### Records to process
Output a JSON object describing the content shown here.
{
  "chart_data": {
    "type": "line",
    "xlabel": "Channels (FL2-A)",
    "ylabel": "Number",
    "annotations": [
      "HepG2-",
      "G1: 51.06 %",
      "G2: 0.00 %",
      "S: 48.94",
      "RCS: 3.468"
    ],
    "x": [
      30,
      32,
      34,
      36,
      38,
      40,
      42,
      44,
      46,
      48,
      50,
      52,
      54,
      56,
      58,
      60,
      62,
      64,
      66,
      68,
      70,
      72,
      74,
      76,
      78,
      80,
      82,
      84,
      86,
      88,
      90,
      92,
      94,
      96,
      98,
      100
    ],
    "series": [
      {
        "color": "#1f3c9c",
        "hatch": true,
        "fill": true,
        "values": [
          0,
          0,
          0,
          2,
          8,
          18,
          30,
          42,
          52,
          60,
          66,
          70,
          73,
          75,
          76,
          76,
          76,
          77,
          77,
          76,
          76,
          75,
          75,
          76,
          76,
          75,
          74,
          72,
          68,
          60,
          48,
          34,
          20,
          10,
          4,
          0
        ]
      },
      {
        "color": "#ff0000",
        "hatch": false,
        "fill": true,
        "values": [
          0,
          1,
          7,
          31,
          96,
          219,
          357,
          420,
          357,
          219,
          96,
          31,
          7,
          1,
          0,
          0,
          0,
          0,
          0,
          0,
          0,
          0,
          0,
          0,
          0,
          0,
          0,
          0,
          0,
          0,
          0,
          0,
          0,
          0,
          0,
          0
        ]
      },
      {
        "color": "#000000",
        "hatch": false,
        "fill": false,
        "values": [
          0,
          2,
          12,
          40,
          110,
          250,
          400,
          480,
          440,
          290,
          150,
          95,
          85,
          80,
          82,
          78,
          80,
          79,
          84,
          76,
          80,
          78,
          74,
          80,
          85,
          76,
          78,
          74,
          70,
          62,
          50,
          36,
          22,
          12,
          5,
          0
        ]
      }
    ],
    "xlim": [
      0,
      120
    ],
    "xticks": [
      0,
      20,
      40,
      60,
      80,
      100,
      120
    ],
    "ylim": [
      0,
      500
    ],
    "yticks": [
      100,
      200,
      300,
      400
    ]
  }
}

### Work to complete
Write out the full listing, keeping every line exactly as it is.

### The solution
Output a JSON object describing the content shown here.
{
  "chart_data": {
    "type": "line",
    "xlabel": "Channels (FL2-A)",
    "ylabel": "Number",
    "annotations": [
      "HepG2-",
      "G1: 51.06 %",
      "G2: 0.00 %",
      "S: 48.94",
      "RCS: 3.468"
    ],
    "x": [
      30,
      32,
      34,
      36,
      38,
      40,
      42,
      44,
      46,
      48,
      50,
      52,
      54,
      56,
      58,
      60,
      62,
      64,
      66,
      68,
      70,
      72,
      74,
      76,
      78,
      80,
      82,
      84,
      86,
      88,
      90,
      92,
      94,
      96,
      98,
      100
    ],
    "series": [
      {
        "color": "#1f3c9c",
        "hatch": true,
        "fill": true,
        "values": [
          0,
          0,
          0,
          2,
          8,
          18,
          30,
          42,
          52,
          60,
          66,
          70,
          73,
          75,
          76,
          76,
          76,
          77,
          77,
          76,
          76,
          75,
          75,
          76,
          76,
          75,
          74,
          72,
          68,
          60,
          48,
          34,
          20,
          10,
          4,
          0
        ]
      },
      {
        "color": "#ff0000",
        "hatch": false,
        "fill": true,
        "values": [
          0,
          1,
          7,
          31,
          96,
          219,
          357,
          420,
          357,
          219,
          96,
          31,
          7,
          1,
          0,
          0,
          0,
          0,
          0,
          0,
          0,
          0,
          0,
          0,
          0,
          0,
          0,
          0,
          0,
          0,
          0,
          0,
          0,
          0,
          0,
          0
        ]
      },
      {
        "color": "#000000",
        "hatch": false,
        "fill": false,
        "values": [
          0,
          2,
          12,
          40,
          110,
          250,
          400,
          480,
          440,
          290,
          150,
          95,
          85,
          80,
          82,
          78,
          80,
          79,
          84,
          76,
          80,
          78,
          74,
          80,
          85,
          76,
          78,
          74,
          70,
          62,
          50,
          36,
          22,
          12,
          5,
          0
        ]
      }
    ],
    "xlim": [
      0,
      120
    ],
    "xticks": [
      0,
      20,
      40,
      60,
      80,
      100,
      120
    ],
    "ylim": [
      0,
      500
    ],
    "yticks": [
      100,
      200,
      300,
      400
    ]
  }
}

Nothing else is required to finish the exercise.